Challenge>
Take the material below and write it all out again exactly.

Rows>
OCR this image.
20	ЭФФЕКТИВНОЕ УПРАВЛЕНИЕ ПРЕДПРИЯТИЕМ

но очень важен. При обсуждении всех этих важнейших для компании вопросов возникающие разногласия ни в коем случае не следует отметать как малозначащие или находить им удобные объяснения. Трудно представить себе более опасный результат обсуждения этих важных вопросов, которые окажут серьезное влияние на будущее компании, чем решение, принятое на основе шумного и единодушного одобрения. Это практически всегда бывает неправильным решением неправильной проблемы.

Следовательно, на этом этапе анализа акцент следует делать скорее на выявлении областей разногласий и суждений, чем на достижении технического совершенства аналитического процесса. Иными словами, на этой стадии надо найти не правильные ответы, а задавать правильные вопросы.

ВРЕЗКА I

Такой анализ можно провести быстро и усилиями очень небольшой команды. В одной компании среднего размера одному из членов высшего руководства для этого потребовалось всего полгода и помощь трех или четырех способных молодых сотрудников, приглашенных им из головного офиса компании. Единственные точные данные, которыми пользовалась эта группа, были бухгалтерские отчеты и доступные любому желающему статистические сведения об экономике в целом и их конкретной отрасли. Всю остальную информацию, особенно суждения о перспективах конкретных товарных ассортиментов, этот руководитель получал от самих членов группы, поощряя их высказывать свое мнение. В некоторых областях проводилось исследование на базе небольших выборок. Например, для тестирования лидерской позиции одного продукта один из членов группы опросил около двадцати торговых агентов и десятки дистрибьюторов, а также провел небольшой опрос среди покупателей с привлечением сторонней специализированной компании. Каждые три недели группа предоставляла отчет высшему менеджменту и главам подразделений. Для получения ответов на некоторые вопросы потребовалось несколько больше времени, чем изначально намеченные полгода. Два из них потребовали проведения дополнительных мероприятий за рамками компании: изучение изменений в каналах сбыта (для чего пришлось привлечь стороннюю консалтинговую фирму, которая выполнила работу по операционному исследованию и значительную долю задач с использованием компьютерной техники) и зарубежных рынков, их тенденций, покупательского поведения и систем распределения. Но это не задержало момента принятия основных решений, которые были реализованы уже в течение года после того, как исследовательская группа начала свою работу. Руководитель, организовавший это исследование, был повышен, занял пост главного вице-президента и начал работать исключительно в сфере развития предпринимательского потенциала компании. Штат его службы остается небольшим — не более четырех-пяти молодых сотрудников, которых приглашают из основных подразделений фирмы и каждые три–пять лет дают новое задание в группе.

Answer to this exercise>
OCR this image.
20	ЭФФЕКТИВНОЕ УПРАВЛЕНИЕ ПРЕДПРИЯТИЕМ

но очень важен. При обсуждении всех этих важнейших для компании вопросов возникающие разногласия ни в коем случае не следует отметать как малозначащие или находить им удобные объяснения. Трудно представить себе более опасный результат обсуждения этих важных вопросов, которые окажут серьезное влияние на будущее компании, чем решение, принятое на основе шумного и единодушного одобрения. Это практически всегда бывает неправильным решением неправильной проблемы.

Следовательно, на этом этапе анализа акцент следует делать скорее на выявлении областей разногласий и суждений, чем на достижении технического совершенства аналитического процесса. Иными словами, на этой стадии надо найти не правильные ответы, а задавать правильные вопросы.

ВРЕЗКА I

Такой анализ можно провести быстро и усилиями очень небольшой команды. В одной компании среднего размера одному из членов высшего руководства для этого потребовалось всего полгода и помощь трех или четырех способных молодых сотрудников, приглашенных им из головного офиса компании. Единственные точные данные, которыми пользовалась эта группа, были бухгалтерские отчеты и доступные любому желающему статистические сведения об экономике в целом и их конкретной отрасли. Всю остальную информацию, особенно суждения о перспективах конкретных товарных ассортиментов, этот руководитель получал от самих членов группы, поощряя их высказывать свое мнение. В некоторых областях проводилось исследование на базе небольших выборок. Например, для тестирования лидерской позиции одного продукта один из членов группы опросил около двадцати торговых агентов и десятки дистрибьюторов, а также провел небольшой опрос среди покупателей с привлечением сторонней специализированной компании. Каждые три недели группа предоставляла отчет высшему менеджменту и главам подразделений. Для получения ответов на некоторые вопросы потребовалось несколько больше времени, чем изначально намеченные полгода. Два из них потребовали проведения дополнительных мероприятий за рамками компании: изучение изменений в каналах сбыта (для чего пришлось привлечь стороннюю консалтинговую фирму, которая выполнила работу по операционному исследованию и значительную долю задач с использованием компьютерной техники) и зарубежных рынков, их тенденций, покупательского поведения и систем распределения. Но это не задержало момента принятия основных решений, которые были реализованы уже в течение года после того, как исследовательская группа начала свою работу. Руководитель, организовавший это исследование, был повышен, занял пост главного вице-президента и начал работать исключительно в сфере развития предпринимательского потенциала компании. Штат его службы остается небольшим — не более четырех-пяти молодых сотрудников, которых приглашают из основных подразделений фирмы и каждые три–пять лет дают новое задание в группе.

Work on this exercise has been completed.